» Short exercise: Please reproduce, character for character, everything in the entries below from the line containing "heatmap-cell: [97, 305, 144, 399]" down to the line containing "heatmap-cell: [616, 305, 711, 399]", with both of those lines included.

» Task data:
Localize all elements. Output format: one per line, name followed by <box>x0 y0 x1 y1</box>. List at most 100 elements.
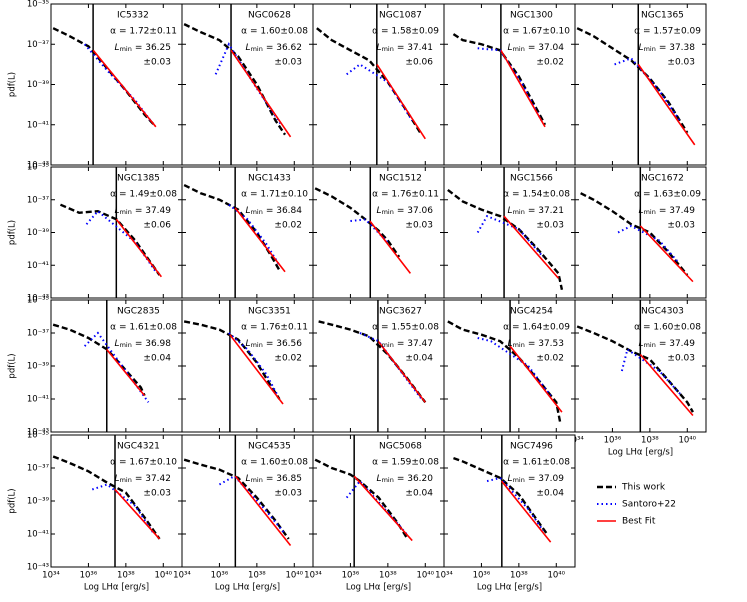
lmin-symbol: L <box>246 206 251 216</box>
lmin-value: = 36.25 <box>135 43 171 53</box>
series-line <box>183 320 281 400</box>
panel-title: NGC5068 <box>379 442 422 452</box>
x-axis-label: Log LHα [erg/s] <box>608 448 673 458</box>
series-line <box>509 345 563 413</box>
series-line <box>92 49 157 128</box>
alpha-text: α = 1.71±0.10 <box>241 190 308 200</box>
lmin-sub: min <box>644 208 656 216</box>
alpha-text: α = 1.60±0.08 <box>241 458 308 468</box>
lmin-symbol: L <box>377 474 382 484</box>
alpha-text: α = 1.67±0.10 <box>503 27 570 37</box>
panel: NGC1300 α = 1.67±0.10 Lmin = 37.04 ±0.02 <box>443 3 576 166</box>
panel-title: NGC1087 <box>379 11 422 21</box>
panel-title: NGC3351 <box>248 307 291 317</box>
series-line <box>576 27 689 134</box>
alpha-text: α = 1.76±0.11 <box>241 323 308 333</box>
lmin-sub: min <box>644 45 656 53</box>
x-tick-label: 10³⁸ <box>248 571 266 581</box>
panel: NGC1433 α = 1.71±0.10 Lmin = 36.84 ±0.02 <box>181 166 314 299</box>
lmin-text: Lmin = 36.20 <box>377 474 434 485</box>
series-line <box>503 215 560 279</box>
lmin-text: Lmin = 37.41 <box>377 43 433 54</box>
lmin-text: Lmin = 37.49 <box>639 339 696 350</box>
lmin-value: = 36.98 <box>135 339 171 349</box>
lmin-error: ±0.03 <box>667 58 695 68</box>
lmin-value: = 37.41 <box>397 43 433 53</box>
x-axis-label: Log LHα [erg/s] <box>477 583 542 593</box>
series-line <box>52 455 161 540</box>
y-tick-label: 10⁻³⁹ <box>27 80 50 90</box>
lmin-sub: min <box>513 341 525 349</box>
x-tick-label: 10⁴⁰ <box>678 436 696 446</box>
alpha-text: α = 1.55±0.08 <box>372 323 439 333</box>
lmin-sub: min <box>251 476 263 484</box>
panel-title: NGC0628 <box>248 11 291 21</box>
series-line <box>230 49 292 138</box>
series-line <box>229 334 284 405</box>
series-line <box>447 188 564 290</box>
lmin-value: = 36.84 <box>266 206 302 216</box>
series-line <box>218 474 286 535</box>
series-line <box>314 187 401 258</box>
lmin-symbol: L <box>639 339 644 349</box>
series-line <box>183 458 290 540</box>
alpha-text: α = 1.60±0.08 <box>241 27 308 37</box>
panel: NGC4303 α = 1.60±0.08 Lmin = 37.49 ±0.03 <box>574 299 707 433</box>
alpha-text: α = 1.72±0.11 <box>110 27 177 37</box>
x-tick-label: 10³⁴ <box>173 571 191 581</box>
lmin-symbol: L <box>115 43 120 53</box>
series-line <box>234 475 292 547</box>
series-line <box>106 348 146 397</box>
y-tick-label: 10⁻⁴³ <box>27 563 49 573</box>
panel-frame <box>50 299 183 433</box>
panel: NGC5068 α = 1.59±0.08 Lmin = 36.20 ±0.04 <box>312 434 445 568</box>
series-line <box>314 458 408 538</box>
x-axis-label: Log LHα [erg/s] <box>215 583 280 593</box>
panel: NGC4535 α = 1.60±0.08 Lmin = 36.85 ±0.03 <box>181 434 314 568</box>
series-line <box>500 49 546 128</box>
lmin-error: ±0.03 <box>667 221 695 231</box>
panel: NGC1365 α = 1.57±0.09 Lmin = 37.38 ±0.03 <box>574 3 707 166</box>
panel-title: NGC1433 <box>248 174 291 184</box>
panel-frame <box>50 3 183 166</box>
y-axis-label: pdf(L) <box>8 72 18 97</box>
series-line <box>576 325 694 413</box>
y-tick-label: 10⁻⁴¹ <box>27 530 49 540</box>
alpha-text: α = 1.61±0.08 <box>110 323 177 333</box>
lmin-value: = 37.09 <box>528 474 564 484</box>
lmin-text: Lmin = 37.09 <box>508 474 565 485</box>
x-tick-label: 10³⁸ <box>510 571 528 581</box>
y-axis-label: pdf(L) <box>8 488 18 513</box>
lmin-symbol: L <box>246 474 251 484</box>
y-axis-label: pdf(L) <box>8 220 18 245</box>
lmin-value: = 37.38 <box>659 43 695 53</box>
lmin-symbol: L <box>508 206 513 216</box>
panel: NGC3351 α = 1.76±0.11 Lmin = 36.56 ±0.02 <box>181 299 314 433</box>
lmin-text: Lmin = 37.53 <box>508 339 564 350</box>
lmin-symbol: L <box>377 339 382 349</box>
panel-frame <box>443 434 576 568</box>
lmin-error: ±0.02 <box>274 354 302 364</box>
lmin-symbol: L <box>115 474 120 484</box>
panel-frame <box>181 299 314 433</box>
series-line <box>369 220 412 274</box>
x-tick-label: 10³⁶ <box>80 571 98 581</box>
lmin-text: Lmin = 36.25 <box>115 43 171 54</box>
panel: NGC3627 α = 1.55±0.08 Lmin = 37.47 ±0.04 <box>312 299 445 433</box>
lmin-sub: min <box>513 45 525 53</box>
y-tick-label: 10⁻³⁵ <box>27 0 49 10</box>
panel: NGC2835 α = 1.61±0.08 Lmin = 36.98 ±0.04 <box>50 299 183 433</box>
y-tick-label: 10⁻⁴³ <box>27 294 49 304</box>
lmin-error: ±0.03 <box>143 58 171 68</box>
series-line <box>85 209 157 273</box>
panel-title: NGC1365 <box>641 11 684 21</box>
lmin-value: = 37.04 <box>528 43 564 53</box>
lmin-sub: min <box>120 208 132 216</box>
series-line <box>376 63 426 140</box>
panel-frame <box>50 434 183 568</box>
panel-title: NGC1672 <box>641 174 684 184</box>
y-tick-label: 10⁻³⁷ <box>27 195 50 205</box>
lmin-error: ±0.03 <box>667 354 695 364</box>
alpha-text: α = 1.63±0.09 <box>634 190 701 200</box>
lmin-sub: min <box>251 208 263 216</box>
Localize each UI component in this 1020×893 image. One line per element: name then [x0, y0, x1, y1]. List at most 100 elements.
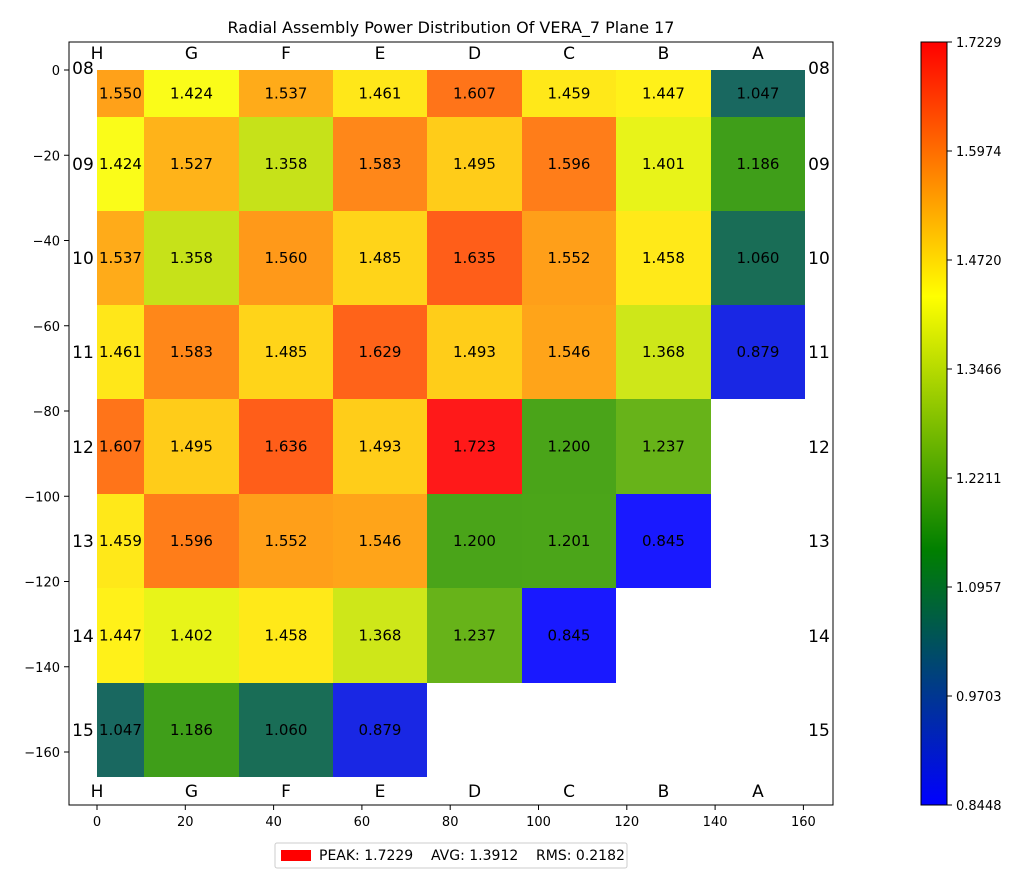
heatmap-cell: [97, 305, 144, 399]
legend-swatch: [281, 850, 311, 861]
heatmap-cell: [97, 211, 144, 305]
cell-value-label: 1.723: [453, 438, 496, 456]
colorbar-tick-label: 0.9703: [956, 690, 1002, 705]
column-label: E: [375, 782, 386, 802]
column-label: F: [281, 782, 291, 802]
heatmap-cell: [616, 211, 711, 305]
cell-value-label: 1.607: [99, 438, 142, 456]
cell-value-label: 1.447: [99, 627, 142, 645]
y-tick-label: −140: [24, 661, 60, 676]
heatmap-cell: [711, 70, 805, 117]
cell-value-label: 1.629: [359, 343, 402, 361]
heatmap-cell: [239, 399, 333, 494]
cell-value-label: 1.459: [548, 85, 591, 103]
y-tick-label: −40: [33, 235, 60, 250]
cell-value-label: 1.459: [99, 532, 142, 550]
cell-value-label: 1.546: [359, 532, 402, 550]
heatmap-cell: [711, 117, 805, 211]
cell-value-label: 1.358: [265, 155, 308, 173]
x-tick-label: 60: [354, 815, 371, 830]
heatmap-cell: [522, 117, 616, 211]
column-label: B: [658, 44, 670, 64]
y-tick-label: −160: [24, 746, 60, 761]
y-tick-label: 0: [52, 64, 60, 79]
heatmap-cell: [616, 494, 711, 588]
cell-value-label: 1.550: [99, 85, 142, 103]
legend: PEAK: 1.7229 AVG: 1.3912 RMS: 0.2182: [274, 842, 628, 869]
y-tick-label: −20: [33, 149, 60, 164]
cell-value-label: 1.047: [99, 721, 142, 739]
heatmap-cell: [427, 494, 522, 588]
x-tick-label: 40: [265, 815, 282, 830]
cell-value-label: 1.596: [548, 155, 591, 173]
cell-value-label: 1.200: [453, 532, 496, 550]
legend-text: PEAK: 1.7229 AVG: 1.3912 RMS: 0.2182: [319, 848, 625, 864]
heatmap-cell: [616, 305, 711, 399]
cell-value-label: 0.845: [548, 627, 591, 645]
heatmap-cell: [333, 211, 427, 305]
row-label: 08: [72, 59, 94, 79]
y-tick-label: −120: [24, 576, 60, 591]
heatmap-cell: [616, 70, 711, 117]
heatmap-cell: [333, 305, 427, 399]
heatmap-cell: [427, 588, 522, 683]
heatmap-cell: [427, 211, 522, 305]
heatmap-cell: [97, 117, 144, 211]
x-tick-label: 80: [442, 815, 459, 830]
heatmap-cell: [333, 399, 427, 494]
axis-ticks: 0 20 40 60 80 100 120 140 160 0 −20 −40 −60 −80 −100 −1…: [24, 64, 816, 830]
cell-value-label: 1.047: [737, 85, 780, 103]
colorbar-tick-label: 1.2211: [956, 472, 1002, 487]
colorbar-tick-label: 1.7229: [956, 36, 1002, 51]
row-label: 10: [72, 249, 94, 269]
cell-value-label: 1.527: [170, 155, 213, 173]
cell-value-label: 1.237: [453, 627, 496, 645]
column-label: E: [375, 44, 386, 64]
cell-value-label: 1.583: [170, 343, 213, 361]
column-label: C: [563, 44, 575, 64]
row-label: 09: [808, 155, 830, 175]
cell-value-label: 1.424: [99, 155, 142, 173]
y-tick-label: −60: [33, 320, 60, 335]
cell-value-label: 1.495: [170, 438, 213, 456]
heatmap-cell: [239, 305, 333, 399]
colorbar-tick-label: 1.5974: [956, 145, 1002, 160]
heatmap-cell: [239, 70, 333, 117]
cell-value-label: 1.186: [170, 721, 213, 739]
assembly-labels: H H G G F F E E D D C C B B A A 08 08 09 09 10 10 11 11 12 12 13 13…: [72, 44, 830, 802]
cell-value-label: 1.200: [548, 438, 591, 456]
heatmap-cell: [333, 588, 427, 683]
heatmap-cell: [427, 399, 522, 494]
heatmap-cell: [616, 117, 711, 211]
heatmap-cell: [239, 683, 333, 777]
colorbar: 1.7229 1.5974 1.4720 1.3466 1.2211 1.0957 0.97…: [920, 36, 1002, 814]
cell-value-label: 1.552: [265, 532, 308, 550]
cell-value-label: 1.458: [642, 249, 685, 267]
row-label: 12: [808, 438, 830, 458]
column-label: B: [658, 782, 670, 802]
heatmap-cell: [97, 683, 144, 777]
heatmap-cells: 1.550 1.424 1.537 1.461 1.607 1.459 1.447 1.047…: [97, 70, 805, 777]
row-label: 08: [808, 59, 830, 79]
colorbar-tick-label: 1.4720: [956, 254, 1002, 269]
row-label: 13: [72, 532, 94, 552]
heatmap-cell: [144, 117, 239, 211]
plot-frame: [68, 41, 834, 806]
cell-value-label: 1.461: [359, 85, 402, 103]
chart-title: Radial Assembly Power Distribution Of VE…: [228, 18, 675, 38]
row-label: 12: [72, 438, 94, 458]
cell-value-label: 1.060: [265, 721, 308, 739]
cell-value-label: 1.401: [642, 155, 685, 173]
x-tick-label: 160: [791, 815, 816, 830]
colorbar-gradient: [920, 41, 948, 806]
heatmap-cell: [522, 305, 616, 399]
heatmap-cell: [97, 399, 144, 494]
heatmap-cell: [427, 117, 522, 211]
heatmap-cell: [97, 494, 144, 588]
cell-value-label: 1.560: [265, 249, 308, 267]
cell-value-label: 1.368: [642, 343, 685, 361]
heatmap-cell: [239, 117, 333, 211]
y-tick-label: −100: [24, 490, 60, 505]
heatmap-cell: [522, 399, 616, 494]
cell-value-label: 1.495: [453, 155, 496, 173]
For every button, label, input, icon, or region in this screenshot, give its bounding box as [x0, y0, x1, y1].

» Complete output:
heatmap-cell: [97, 305, 144, 399]
legend-swatch: [281, 850, 311, 861]
heatmap-cell: [97, 211, 144, 305]
cell-value-label: 1.723: [453, 438, 496, 456]
colorbar-tick-label: 0.9703: [956, 690, 1002, 705]
column-label: E: [375, 782, 386, 802]
column-label: F: [281, 782, 291, 802]
heatmap-cell: [616, 211, 711, 305]
cell-value-label: 1.607: [99, 438, 142, 456]
cell-value-label: 1.447: [99, 627, 142, 645]
y-tick-label: −140: [24, 661, 60, 676]
heatmap-cell: [711, 70, 805, 117]
cell-value-label: 1.629: [359, 343, 402, 361]
heatmap-cell: [239, 399, 333, 494]
cell-value-label: 1.459: [548, 85, 591, 103]
y-tick-label: −40: [33, 235, 60, 250]
cell-value-label: 1.459: [99, 532, 142, 550]
cell-value-label: 1.546: [359, 532, 402, 550]
heatmap-cell: [711, 117, 805, 211]
cell-value-label: 1.358: [265, 155, 308, 173]
x-tick-label: 60: [354, 815, 371, 830]
heatmap-cell: [522, 117, 616, 211]
column-label: B: [658, 44, 670, 64]
y-tick-label: −160: [24, 746, 60, 761]
y-tick-label: 0: [52, 64, 60, 79]
heatmap-cell: [616, 494, 711, 588]
cell-value-label: 1.550: [99, 85, 142, 103]
legend: PEAK: 1.7229 AVG: 1.3912 RMS: 0.2182: [274, 842, 628, 869]
y-tick-label: −20: [33, 149, 60, 164]
cell-value-label: 1.047: [99, 721, 142, 739]
heatmap-cell: [427, 494, 522, 588]
x-tick-label: 40: [265, 815, 282, 830]
cell-value-label: 1.596: [548, 155, 591, 173]
cell-value-label: 1.200: [453, 532, 496, 550]
legend-text: PEAK: 1.7229 AVG: 1.3912 RMS: 0.2182: [319, 848, 625, 864]
heatmap-cell: [616, 305, 711, 399]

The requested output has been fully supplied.